Written exercise: Count how many lines contain the string "elements", treating uppercase and lowercase as different, and reply with that number alone.

● ● ● ●

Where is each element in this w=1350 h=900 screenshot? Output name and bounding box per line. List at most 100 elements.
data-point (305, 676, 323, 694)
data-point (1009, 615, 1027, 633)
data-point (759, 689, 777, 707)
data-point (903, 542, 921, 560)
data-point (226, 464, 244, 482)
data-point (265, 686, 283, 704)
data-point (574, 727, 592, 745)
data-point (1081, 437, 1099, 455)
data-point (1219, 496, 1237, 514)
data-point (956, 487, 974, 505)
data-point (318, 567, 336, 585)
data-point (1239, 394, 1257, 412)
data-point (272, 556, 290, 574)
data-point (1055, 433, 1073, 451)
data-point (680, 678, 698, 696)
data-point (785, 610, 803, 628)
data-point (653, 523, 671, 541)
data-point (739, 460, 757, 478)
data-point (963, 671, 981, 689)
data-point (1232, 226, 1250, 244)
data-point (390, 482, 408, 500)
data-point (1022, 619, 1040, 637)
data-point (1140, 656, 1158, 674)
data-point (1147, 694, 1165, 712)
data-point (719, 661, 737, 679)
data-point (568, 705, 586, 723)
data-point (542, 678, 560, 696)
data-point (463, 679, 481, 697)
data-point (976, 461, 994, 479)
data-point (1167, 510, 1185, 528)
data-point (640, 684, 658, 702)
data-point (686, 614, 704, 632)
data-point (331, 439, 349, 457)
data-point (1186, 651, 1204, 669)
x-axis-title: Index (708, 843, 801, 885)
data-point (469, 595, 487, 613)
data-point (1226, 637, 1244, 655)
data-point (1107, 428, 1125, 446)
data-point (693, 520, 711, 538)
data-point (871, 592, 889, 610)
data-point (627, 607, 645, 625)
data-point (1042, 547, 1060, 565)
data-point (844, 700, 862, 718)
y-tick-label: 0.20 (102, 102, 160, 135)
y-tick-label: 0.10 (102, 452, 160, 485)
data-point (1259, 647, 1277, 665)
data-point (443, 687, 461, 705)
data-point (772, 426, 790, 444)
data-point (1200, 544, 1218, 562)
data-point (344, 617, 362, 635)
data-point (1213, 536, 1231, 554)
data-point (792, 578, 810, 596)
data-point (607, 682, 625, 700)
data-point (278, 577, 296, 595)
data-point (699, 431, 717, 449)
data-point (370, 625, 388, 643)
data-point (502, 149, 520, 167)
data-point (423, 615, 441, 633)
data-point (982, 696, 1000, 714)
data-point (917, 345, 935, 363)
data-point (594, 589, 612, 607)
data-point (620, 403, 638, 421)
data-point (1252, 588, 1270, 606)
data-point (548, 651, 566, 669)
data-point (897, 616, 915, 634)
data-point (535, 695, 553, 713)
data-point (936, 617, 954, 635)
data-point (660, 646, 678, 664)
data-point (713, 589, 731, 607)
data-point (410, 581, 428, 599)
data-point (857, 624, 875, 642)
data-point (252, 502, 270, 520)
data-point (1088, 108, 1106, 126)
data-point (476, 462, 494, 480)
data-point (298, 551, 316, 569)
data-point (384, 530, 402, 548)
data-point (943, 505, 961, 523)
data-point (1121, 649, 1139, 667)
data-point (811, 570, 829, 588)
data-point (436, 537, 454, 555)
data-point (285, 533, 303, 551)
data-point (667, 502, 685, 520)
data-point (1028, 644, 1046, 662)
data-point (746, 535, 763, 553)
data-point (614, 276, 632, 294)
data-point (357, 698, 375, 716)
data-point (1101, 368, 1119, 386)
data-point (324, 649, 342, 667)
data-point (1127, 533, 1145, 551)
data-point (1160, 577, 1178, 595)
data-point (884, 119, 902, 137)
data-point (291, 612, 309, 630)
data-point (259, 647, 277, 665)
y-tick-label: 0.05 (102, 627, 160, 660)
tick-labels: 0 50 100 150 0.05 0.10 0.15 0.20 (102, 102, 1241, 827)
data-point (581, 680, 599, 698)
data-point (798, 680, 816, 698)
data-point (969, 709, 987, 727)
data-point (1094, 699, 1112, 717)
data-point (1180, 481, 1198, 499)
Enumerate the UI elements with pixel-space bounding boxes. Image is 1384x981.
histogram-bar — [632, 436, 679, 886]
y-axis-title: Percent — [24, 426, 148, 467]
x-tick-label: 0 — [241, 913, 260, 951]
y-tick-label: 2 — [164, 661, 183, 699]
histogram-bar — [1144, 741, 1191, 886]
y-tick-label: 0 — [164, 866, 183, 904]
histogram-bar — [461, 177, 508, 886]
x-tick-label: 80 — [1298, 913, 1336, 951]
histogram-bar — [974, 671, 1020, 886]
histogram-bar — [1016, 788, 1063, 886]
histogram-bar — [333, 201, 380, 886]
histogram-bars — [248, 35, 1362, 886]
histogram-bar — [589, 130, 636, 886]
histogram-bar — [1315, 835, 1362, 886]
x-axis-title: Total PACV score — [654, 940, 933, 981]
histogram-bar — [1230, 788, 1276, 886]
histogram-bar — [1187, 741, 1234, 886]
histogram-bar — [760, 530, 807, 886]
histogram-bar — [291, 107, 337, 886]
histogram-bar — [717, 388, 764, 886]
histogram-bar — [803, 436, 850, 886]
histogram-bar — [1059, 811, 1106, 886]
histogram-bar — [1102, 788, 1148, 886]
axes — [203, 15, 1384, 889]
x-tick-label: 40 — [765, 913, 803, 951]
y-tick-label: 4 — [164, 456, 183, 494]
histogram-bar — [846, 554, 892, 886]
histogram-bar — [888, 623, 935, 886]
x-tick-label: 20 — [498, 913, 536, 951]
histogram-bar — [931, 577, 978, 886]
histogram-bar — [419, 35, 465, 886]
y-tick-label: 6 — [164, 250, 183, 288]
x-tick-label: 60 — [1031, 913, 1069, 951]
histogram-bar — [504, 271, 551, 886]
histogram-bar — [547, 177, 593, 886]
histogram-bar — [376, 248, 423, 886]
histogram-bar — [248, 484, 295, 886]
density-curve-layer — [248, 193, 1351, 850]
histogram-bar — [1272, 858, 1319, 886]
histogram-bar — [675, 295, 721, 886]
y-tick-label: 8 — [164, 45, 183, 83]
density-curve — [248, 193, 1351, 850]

● ● ● ●

Exercise response: 2